◆ **Given text**:
--- START ---

While speaking at the Passion 2012 conference in Atlanta, GA, John Piper labeled this approach as, “waving the white flag of surrender.” In his speech, Piper implied strongly that many in the audience of 40,000 Christian youths may not really be saved if they were merely relying on a one-time decision to believe in Christ Jesus, yet have not followed up on that decision with a lifestyle in which the realities of salvation must be apparent in their actions.
So, what’s wrong with this way of thinking? It puts the onus of salvation back on the individual instead of on a complete trust in the finished work of Christ on the cross of Calvary. This has been referred to as, “a backloading of the gospel.” Backloading of the gospel, in essence, means that it’s not good enough, i.e., it’s not efficacious or meritorious enough, to trust in Christ alone for salvation. One must, in effect, prove the reality of her salvation through a lifestyle of good works. A one-time decision to place one’s belief in Christ alone for salvation, if not followed up with, as some would say, “an on-fire lifestyle for the Lord,” in this way of thinking, means that the person is probably not saved. This assessment is unfair in that it is completely arbitrary. And it decimates assurance of salvation as trust is removed from the promises of God to protect our salvation (John 10:27-30) and placed on the failings of man. It takes no account of differing levels of Christian maturity or circumstances. How long must one serve to “prove” the reality of salvation? One year? Five years? Ten? What about biblical examples of believers in the Lord who experienced extensive periods of failing?
Jacob, Solomon, David, Lot, and Samson, all believers, come to mind instantly.
“You must make a public confession of Christ to really be saved.”

--- END ---

Echo the passage on backloading the gospel word for word.

◆ **Entries shown**:
--- START ---

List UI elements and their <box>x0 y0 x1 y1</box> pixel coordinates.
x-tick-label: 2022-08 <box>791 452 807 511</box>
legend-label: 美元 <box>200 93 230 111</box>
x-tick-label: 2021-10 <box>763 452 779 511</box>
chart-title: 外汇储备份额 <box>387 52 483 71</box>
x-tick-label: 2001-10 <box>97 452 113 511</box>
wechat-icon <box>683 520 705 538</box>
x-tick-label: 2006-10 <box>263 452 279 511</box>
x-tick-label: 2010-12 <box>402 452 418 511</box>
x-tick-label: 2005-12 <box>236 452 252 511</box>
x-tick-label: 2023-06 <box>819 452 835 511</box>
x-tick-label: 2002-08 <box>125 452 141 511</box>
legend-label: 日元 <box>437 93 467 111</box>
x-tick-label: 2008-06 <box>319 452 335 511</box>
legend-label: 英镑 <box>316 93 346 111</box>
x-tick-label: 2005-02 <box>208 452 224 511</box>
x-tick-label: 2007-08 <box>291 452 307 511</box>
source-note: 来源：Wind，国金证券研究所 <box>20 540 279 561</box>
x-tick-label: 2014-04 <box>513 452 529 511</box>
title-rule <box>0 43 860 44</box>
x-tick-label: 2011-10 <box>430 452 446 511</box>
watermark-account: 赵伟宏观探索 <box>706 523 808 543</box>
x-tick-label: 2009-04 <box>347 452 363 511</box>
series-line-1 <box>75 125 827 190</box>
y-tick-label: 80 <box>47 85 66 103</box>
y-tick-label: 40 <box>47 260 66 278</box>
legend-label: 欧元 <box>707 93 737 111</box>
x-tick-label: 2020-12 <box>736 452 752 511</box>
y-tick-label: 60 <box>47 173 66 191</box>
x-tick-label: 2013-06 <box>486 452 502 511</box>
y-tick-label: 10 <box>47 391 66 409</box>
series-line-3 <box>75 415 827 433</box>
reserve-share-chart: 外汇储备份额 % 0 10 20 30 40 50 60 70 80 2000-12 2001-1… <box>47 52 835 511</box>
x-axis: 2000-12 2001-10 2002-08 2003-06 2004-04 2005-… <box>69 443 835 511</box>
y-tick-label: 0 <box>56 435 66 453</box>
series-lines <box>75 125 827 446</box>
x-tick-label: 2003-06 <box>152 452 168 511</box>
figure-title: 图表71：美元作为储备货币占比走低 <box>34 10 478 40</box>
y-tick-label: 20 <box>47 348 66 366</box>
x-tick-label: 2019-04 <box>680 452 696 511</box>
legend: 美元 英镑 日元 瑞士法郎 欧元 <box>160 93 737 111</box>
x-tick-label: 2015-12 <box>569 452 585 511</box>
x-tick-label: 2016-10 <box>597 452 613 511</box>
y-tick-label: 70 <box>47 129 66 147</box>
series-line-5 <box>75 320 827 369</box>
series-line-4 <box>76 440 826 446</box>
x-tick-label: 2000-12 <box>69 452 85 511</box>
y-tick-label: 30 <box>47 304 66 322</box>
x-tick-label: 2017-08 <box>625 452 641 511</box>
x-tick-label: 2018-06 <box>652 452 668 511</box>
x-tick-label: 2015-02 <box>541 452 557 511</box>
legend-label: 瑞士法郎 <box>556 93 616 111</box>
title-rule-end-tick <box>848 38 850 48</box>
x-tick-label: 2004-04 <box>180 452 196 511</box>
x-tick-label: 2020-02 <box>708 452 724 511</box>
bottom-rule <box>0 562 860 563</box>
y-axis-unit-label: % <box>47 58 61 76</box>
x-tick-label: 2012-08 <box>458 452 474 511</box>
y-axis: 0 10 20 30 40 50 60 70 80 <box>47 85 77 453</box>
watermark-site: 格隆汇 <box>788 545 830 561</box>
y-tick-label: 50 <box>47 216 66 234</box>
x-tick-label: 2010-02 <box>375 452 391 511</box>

--- END ---

◆ **Solved problem**:
While speaking at the Passion 2012 conference in Atlanta, GA, John Piper labeled this approach as, “waving the white flag of surrender.” In his speech, Piper implied strongly that many in the audience of 40,000 Christian youths may not really be saved if they were merely relying on a one-time decision to believe in Christ Jesus, yet have not followed up on that decision with a lifestyle in which the realities of salvation must be apparent in their actions.
So, what’s wrong with this way of thinking? It puts the onus of salvation back on the individual instead of on a complete trust in the finished work of Christ on the cross of Calvary. This has been referred to as, “a backloading of the gospel.” Backloading of the gospel, in essence, means that it’s not good enough, i.e., it’s not efficacious or meritorious enough, to trust in Christ alone for salvation. One must, in effect, prove the reality of her salvation through a lifestyle of good works. A one-time decision to place one’s belief in Christ alone for salvation, if not followed up with, as some would say, “an on-fire lifestyle for the Lord,” in this way of thinking, means that the person is probably not saved. This assessment is unfair in that it is completely arbitrary. And it decimates assurance of salvation as trust is removed from the promises of God to protect our salvation (John 10:27-30) and placed on the failings of man. It takes no account of differing levels of Christian maturity or circumstances. How long must one serve to “prove” the reality of salvation? One year? Five years? Ten? What about biblical examples of believers in the Lord who experienced extensive periods of failing?
Jacob, Solomon, David, Lot, and Samson, all believers, come to mind instantly.
“You must make a public confession of Christ to really be saved.”